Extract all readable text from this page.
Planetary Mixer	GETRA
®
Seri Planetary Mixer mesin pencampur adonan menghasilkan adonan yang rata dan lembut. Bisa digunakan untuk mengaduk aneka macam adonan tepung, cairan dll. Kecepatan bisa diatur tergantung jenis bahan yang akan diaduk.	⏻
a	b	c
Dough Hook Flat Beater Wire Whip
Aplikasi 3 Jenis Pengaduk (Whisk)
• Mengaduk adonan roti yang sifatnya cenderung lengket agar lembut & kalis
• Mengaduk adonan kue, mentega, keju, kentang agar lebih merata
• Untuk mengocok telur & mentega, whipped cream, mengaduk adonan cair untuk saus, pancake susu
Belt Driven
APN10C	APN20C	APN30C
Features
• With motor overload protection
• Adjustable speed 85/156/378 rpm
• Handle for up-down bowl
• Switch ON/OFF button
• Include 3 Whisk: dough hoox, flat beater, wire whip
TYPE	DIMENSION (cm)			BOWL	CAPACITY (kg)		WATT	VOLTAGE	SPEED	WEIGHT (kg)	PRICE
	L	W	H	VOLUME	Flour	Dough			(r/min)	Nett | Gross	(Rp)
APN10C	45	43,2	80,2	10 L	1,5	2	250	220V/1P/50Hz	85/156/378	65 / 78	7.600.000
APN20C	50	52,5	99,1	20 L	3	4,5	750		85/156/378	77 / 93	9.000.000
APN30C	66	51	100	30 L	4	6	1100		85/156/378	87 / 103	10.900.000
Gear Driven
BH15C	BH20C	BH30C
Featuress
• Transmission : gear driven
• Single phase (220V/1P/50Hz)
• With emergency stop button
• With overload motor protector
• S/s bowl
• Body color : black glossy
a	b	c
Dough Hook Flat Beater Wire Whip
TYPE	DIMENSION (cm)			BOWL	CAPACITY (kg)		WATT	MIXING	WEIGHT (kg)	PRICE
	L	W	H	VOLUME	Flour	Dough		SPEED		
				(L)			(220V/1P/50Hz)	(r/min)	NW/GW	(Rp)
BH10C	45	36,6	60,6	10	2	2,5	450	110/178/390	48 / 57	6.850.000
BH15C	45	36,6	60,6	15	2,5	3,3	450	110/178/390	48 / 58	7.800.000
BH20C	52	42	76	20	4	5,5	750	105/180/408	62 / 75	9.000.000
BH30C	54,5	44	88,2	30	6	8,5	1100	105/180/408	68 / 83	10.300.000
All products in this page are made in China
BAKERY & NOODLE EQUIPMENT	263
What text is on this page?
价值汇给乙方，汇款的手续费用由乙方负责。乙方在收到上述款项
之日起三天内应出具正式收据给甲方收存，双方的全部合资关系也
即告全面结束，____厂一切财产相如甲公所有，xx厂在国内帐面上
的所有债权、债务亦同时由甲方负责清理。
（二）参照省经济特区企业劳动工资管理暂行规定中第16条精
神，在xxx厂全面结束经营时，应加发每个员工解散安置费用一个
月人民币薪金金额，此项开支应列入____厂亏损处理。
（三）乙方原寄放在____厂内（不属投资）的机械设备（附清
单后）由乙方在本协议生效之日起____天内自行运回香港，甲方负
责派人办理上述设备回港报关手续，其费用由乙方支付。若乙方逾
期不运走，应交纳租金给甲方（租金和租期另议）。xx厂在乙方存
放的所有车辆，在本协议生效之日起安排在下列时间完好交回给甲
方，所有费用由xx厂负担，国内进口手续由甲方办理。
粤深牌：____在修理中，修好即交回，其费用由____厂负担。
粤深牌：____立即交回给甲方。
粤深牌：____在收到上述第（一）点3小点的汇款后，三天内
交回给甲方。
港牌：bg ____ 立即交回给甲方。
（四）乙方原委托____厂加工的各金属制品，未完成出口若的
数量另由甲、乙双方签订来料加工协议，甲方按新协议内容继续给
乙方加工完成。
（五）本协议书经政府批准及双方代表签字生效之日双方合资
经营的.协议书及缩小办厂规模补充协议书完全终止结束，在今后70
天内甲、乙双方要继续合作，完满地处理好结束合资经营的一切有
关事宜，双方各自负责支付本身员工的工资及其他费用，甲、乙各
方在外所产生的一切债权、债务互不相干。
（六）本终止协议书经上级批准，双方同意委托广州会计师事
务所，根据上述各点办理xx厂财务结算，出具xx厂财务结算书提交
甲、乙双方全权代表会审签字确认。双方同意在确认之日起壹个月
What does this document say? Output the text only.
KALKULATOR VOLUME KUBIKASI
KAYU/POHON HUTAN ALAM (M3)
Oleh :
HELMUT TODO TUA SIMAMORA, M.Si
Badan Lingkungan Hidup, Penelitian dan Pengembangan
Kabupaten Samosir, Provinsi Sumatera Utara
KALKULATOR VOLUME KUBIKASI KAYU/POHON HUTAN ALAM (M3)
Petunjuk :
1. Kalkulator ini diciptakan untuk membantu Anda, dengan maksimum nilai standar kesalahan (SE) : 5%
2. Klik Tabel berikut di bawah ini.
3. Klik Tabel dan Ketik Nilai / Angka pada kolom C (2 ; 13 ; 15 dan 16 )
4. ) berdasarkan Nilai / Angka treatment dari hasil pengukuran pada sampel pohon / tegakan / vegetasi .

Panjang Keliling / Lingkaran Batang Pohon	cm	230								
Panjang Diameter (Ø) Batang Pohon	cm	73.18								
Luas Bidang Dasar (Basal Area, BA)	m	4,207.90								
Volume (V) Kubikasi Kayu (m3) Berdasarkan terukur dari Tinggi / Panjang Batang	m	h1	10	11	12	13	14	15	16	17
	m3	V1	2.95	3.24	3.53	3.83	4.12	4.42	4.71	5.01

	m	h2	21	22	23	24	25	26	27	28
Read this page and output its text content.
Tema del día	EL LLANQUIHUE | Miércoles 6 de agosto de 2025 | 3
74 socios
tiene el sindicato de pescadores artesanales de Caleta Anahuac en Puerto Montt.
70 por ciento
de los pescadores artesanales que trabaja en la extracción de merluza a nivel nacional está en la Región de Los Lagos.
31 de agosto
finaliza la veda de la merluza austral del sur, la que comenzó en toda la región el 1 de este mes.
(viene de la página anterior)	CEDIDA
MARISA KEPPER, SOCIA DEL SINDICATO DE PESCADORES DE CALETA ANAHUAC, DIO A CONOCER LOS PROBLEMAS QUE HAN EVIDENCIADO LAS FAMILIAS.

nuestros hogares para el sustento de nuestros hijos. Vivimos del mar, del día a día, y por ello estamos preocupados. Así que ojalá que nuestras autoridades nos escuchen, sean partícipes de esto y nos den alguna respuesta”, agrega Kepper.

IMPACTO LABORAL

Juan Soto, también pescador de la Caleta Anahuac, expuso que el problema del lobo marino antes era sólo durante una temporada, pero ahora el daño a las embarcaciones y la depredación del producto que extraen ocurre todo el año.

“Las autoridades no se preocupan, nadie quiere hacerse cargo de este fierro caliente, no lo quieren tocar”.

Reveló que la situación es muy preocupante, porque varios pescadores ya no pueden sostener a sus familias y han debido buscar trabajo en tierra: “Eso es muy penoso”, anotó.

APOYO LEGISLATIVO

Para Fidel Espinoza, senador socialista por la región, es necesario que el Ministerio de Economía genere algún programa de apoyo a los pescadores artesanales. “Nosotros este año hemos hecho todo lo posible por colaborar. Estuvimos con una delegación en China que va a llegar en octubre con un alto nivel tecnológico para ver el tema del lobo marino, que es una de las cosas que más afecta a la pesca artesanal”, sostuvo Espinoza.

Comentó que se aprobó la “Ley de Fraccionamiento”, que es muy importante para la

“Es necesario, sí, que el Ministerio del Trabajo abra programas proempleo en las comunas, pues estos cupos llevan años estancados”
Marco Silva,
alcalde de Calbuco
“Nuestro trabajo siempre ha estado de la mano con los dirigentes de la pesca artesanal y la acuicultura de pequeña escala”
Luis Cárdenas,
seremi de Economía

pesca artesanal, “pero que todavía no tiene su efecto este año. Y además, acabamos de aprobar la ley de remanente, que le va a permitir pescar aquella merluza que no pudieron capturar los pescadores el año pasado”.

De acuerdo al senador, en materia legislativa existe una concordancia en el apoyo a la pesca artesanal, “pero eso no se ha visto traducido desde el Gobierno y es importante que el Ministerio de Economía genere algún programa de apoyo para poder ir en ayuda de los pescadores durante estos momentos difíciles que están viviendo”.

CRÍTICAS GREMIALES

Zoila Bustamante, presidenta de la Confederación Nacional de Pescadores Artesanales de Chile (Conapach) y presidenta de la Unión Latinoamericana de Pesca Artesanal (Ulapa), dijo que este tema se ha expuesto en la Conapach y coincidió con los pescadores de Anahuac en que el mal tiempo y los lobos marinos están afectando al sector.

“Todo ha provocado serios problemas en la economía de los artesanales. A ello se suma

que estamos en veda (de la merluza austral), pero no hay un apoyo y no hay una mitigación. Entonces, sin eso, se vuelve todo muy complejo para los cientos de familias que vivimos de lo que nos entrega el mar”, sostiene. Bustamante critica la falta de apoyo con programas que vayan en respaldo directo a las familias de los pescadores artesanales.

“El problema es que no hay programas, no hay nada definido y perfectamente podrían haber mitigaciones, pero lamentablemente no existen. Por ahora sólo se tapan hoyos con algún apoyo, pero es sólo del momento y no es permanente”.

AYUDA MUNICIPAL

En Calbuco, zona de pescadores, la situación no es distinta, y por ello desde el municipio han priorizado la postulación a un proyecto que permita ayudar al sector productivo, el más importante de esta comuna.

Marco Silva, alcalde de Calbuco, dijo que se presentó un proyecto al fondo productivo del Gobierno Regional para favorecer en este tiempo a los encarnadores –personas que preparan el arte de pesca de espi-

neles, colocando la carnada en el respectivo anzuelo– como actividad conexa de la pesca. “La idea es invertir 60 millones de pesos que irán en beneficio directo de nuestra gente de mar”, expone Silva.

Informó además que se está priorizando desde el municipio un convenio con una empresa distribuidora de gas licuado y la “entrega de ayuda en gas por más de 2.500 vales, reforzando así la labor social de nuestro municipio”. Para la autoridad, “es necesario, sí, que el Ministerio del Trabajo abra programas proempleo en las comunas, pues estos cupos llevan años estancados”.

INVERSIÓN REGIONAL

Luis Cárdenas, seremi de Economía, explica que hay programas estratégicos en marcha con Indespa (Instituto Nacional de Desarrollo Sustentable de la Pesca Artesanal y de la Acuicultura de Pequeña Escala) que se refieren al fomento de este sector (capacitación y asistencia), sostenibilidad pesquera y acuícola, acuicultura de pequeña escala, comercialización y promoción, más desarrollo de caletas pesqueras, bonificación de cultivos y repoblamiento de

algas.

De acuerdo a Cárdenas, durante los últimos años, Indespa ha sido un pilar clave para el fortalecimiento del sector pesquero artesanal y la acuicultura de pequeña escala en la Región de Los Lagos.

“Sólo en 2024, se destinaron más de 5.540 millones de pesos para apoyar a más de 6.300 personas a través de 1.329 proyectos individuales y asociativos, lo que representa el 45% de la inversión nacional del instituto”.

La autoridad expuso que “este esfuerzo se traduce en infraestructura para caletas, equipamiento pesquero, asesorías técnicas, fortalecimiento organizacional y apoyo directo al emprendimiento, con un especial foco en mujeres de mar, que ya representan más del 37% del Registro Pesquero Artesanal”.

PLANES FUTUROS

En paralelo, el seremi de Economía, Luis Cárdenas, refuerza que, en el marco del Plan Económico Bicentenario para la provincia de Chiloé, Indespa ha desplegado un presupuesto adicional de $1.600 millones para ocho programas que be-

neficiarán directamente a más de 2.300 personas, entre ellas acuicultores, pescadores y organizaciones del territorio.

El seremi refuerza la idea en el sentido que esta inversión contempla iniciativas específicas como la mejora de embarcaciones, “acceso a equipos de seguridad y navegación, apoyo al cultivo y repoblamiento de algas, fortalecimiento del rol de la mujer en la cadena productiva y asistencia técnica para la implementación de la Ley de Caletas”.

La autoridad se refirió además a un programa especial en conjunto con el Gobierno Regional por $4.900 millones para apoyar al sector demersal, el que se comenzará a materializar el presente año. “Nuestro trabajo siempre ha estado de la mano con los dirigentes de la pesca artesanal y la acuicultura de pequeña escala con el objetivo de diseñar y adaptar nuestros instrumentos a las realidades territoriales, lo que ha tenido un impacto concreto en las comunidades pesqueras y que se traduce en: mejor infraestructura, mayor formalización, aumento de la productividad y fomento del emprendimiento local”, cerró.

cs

_PROBLEM TO WORK ON_
Which lines contain "mentega"? Copy each of them out.

_TASK RESPONSE_
• Mengaduk adonan kue, mentega, keju, kentang agar lebih merata
• Untuk mengocok telur & mentega, whipped cream, mengaduk adonan cair untuk saus, pancake susu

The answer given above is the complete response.